▶ **Required work**: Produce the listing below again, exactly as shown.

▶ **Supplied information**:
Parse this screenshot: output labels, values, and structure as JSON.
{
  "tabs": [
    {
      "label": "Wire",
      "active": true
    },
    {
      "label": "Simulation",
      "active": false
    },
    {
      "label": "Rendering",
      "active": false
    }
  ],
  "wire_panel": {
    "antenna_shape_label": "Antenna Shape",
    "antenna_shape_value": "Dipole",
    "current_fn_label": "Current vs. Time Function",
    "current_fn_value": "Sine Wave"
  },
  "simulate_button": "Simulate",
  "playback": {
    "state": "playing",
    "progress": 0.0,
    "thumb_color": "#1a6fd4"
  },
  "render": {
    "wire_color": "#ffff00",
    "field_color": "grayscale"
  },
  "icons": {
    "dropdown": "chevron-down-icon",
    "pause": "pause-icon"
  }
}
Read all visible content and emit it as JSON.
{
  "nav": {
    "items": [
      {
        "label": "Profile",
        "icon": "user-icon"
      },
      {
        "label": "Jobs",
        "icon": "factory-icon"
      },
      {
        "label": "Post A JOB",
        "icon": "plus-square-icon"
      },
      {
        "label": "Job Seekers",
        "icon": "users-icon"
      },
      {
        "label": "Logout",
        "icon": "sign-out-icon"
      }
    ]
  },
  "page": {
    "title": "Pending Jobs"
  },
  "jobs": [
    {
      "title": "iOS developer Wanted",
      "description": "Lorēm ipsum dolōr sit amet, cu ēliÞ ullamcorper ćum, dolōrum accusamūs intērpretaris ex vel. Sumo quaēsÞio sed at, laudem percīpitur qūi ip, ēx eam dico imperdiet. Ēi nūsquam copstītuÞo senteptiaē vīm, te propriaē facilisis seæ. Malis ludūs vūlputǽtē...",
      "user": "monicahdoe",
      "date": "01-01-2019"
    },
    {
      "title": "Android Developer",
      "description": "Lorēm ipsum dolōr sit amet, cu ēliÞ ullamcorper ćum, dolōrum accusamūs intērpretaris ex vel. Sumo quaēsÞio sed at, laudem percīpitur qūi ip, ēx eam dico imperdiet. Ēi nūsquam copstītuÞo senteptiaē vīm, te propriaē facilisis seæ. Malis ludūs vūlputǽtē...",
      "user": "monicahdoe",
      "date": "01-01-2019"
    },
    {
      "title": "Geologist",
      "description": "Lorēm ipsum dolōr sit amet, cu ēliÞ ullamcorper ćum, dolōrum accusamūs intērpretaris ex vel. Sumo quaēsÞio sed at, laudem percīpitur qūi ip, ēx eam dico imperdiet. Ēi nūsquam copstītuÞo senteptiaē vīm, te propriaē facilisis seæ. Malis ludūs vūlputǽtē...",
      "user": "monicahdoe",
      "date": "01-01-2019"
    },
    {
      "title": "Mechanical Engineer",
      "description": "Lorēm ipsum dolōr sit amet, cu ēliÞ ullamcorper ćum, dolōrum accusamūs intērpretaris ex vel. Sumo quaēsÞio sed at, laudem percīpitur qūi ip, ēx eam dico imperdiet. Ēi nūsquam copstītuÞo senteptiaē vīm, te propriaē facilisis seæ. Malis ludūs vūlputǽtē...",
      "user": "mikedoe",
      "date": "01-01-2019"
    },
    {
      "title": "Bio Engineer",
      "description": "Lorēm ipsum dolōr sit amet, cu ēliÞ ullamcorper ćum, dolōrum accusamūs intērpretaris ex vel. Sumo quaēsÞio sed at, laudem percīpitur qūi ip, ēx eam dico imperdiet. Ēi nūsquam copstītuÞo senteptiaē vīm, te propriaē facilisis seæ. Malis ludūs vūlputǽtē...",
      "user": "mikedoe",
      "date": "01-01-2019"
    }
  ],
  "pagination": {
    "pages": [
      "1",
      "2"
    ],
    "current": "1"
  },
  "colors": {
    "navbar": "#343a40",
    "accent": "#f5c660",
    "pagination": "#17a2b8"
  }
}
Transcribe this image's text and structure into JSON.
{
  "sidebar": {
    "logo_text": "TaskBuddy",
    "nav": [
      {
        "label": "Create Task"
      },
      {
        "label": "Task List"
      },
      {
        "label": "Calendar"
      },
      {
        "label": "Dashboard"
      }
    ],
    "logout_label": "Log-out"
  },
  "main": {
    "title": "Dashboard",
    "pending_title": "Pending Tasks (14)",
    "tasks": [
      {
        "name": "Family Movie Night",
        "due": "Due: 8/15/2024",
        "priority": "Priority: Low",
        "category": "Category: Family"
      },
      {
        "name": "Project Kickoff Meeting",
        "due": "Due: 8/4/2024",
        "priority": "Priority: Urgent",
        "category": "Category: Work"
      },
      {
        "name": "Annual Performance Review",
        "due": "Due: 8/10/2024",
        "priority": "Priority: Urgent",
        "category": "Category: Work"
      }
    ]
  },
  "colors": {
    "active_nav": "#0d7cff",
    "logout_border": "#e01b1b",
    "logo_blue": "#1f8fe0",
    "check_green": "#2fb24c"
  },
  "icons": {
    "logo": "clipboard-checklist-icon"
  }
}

▶ **Solution**:
Parse this screenshot: output labels, values, and structure as JSON.
{
  "tabs": [
    {
      "label": "Wire",
      "active": true
    },
    {
      "label": "Simulation",
      "active": false
    },
    {
      "label": "Rendering",
      "active": false
    }
  ],
  "wire_panel": {
    "antenna_shape_label": "Antenna Shape",
    "antenna_shape_value": "Dipole",
    "current_fn_label": "Current vs. Time Function",
    "current_fn_value": "Sine Wave"
  },
  "simulate_button": "Simulate",
  "playback": {
    "state": "playing",
    "progress": 0.0,
    "thumb_color": "#1a6fd4"
  },
  "render": {
    "wire_color": "#ffff00",
    "field_color": "grayscale"
  },
  "icons": {
    "dropdown": "chevron-down-icon",
    "pause": "pause-icon"
  }
}
Read all visible content and emit it as JSON.
{
  "nav": {
    "items": [
      {
        "label": "Profile",
        "icon": "user-icon"
      },
      {
        "label": "Jobs",
        "icon": "factory-icon"
      },
      {
        "label": "Post A JOB",
        "icon": "plus-square-icon"
      },
      {
        "label": "Job Seekers",
        "icon": "users-icon"
      },
      {
        "label": "Logout",
        "icon": "sign-out-icon"
      }
    ]
  },
  "page": {
    "title": "Pending Jobs"
  },
  "jobs": [
    {
      "title": "iOS developer Wanted",
      "description": "Lorēm ipsum dolōr sit amet, cu ēliÞ ullamcorper ćum, dolōrum accusamūs intērpretaris ex vel. Sumo quaēsÞio sed at, laudem percīpitur qūi ip, ēx eam dico imperdiet. Ēi nūsquam copstītuÞo senteptiaē vīm, te propriaē facilisis seæ. Malis ludūs vūlputǽtē...",
      "user": "monicahdoe",
      "date": "01-01-2019"
    },
    {
      "title": "Android Developer",
      "description": "Lorēm ipsum dolōr sit amet, cu ēliÞ ullamcorper ćum, dolōrum accusamūs intērpretaris ex vel. Sumo quaēsÞio sed at, laudem percīpitur qūi ip, ēx eam dico imperdiet. Ēi nūsquam copstītuÞo senteptiaē vīm, te propriaē facilisis seæ. Malis ludūs vūlputǽtē...",
      "user": "monicahdoe",
      "date": "01-01-2019"
    },
    {
      "title": "Geologist",
      "description": "Lorēm ipsum dolōr sit amet, cu ēliÞ ullamcorper ćum, dolōrum accusamūs intērpretaris ex vel. Sumo quaēsÞio sed at, laudem percīpitur qūi ip, ēx eam dico imperdiet. Ēi nūsquam copstītuÞo senteptiaē vīm, te propriaē facilisis seæ. Malis ludūs vūlputǽtē...",
      "user": "monicahdoe",
      "date": "01-01-2019"
    },
    {
      "title": "Mechanical Engineer",
      "description": "Lorēm ipsum dolōr sit amet, cu ēliÞ ullamcorper ćum, dolōrum accusamūs intērpretaris ex vel. Sumo quaēsÞio sed at, laudem percīpitur qūi ip, ēx eam dico imperdiet. Ēi nūsquam copstītuÞo senteptiaē vīm, te propriaē facilisis seæ. Malis ludūs vūlputǽtē...",
      "user": "mikedoe",
      "date": "01-01-2019"
    },
    {
      "title": "Bio Engineer",
      "description": "Lorēm ipsum dolōr sit amet, cu ēliÞ ullamcorper ćum, dolōrum accusamūs intērpretaris ex vel. Sumo quaēsÞio sed at, laudem percīpitur qūi ip, ēx eam dico imperdiet. Ēi nūsquam copstītuÞo senteptiaē vīm, te propriaē facilisis seæ. Malis ludūs vūlputǽtē...",
      "user": "mikedoe",
      "date": "01-01-2019"
    }
  ],
  "pagination": {
    "pages": [
      "1",
      "2"
    ],
    "current": "1"
  },
  "colors": {
    "navbar": "#343a40",
    "accent": "#f5c660",
    "pagination": "#17a2b8"
  }
}
Transcribe this image's text and structure into JSON.
{
  "sidebar": {
    "logo_text": "TaskBuddy",
    "nav": [
      {
        "label": "Create Task"
      },
      {
        "label": "Task List"
      },
      {
        "label": "Calendar"
      },
      {
        "label": "Dashboard"
      }
    ],
    "logout_label": "Log-out"
  },
  "main": {
    "title": "Dashboard",
    "pending_title": "Pending Tasks (14)",
    "tasks": [
      {
        "name": "Family Movie Night",
        "due": "Due: 8/15/2024",
        "priority": "Priority: Low",
        "category": "Category: Family"
      },
      {
        "name": "Project Kickoff Meeting",
        "due": "Due: 8/4/2024",
        "priority": "Priority: Urgent",
        "category": "Category: Work"
      },
      {
        "name": "Annual Performance Review",
        "due": "Due: 8/10/2024",
        "priority": "Priority: Urgent",
        "category": "Category: Work"
      }
    ]
  },
  "colors": {
    "active_nav": "#0d7cff",
    "logout_border": "#e01b1b",
    "logo_blue": "#1f8fe0",
    "check_green": "#2fb24c"
  },
  "icons": {
    "logo": "clipboard-checklist-icon"
  }
}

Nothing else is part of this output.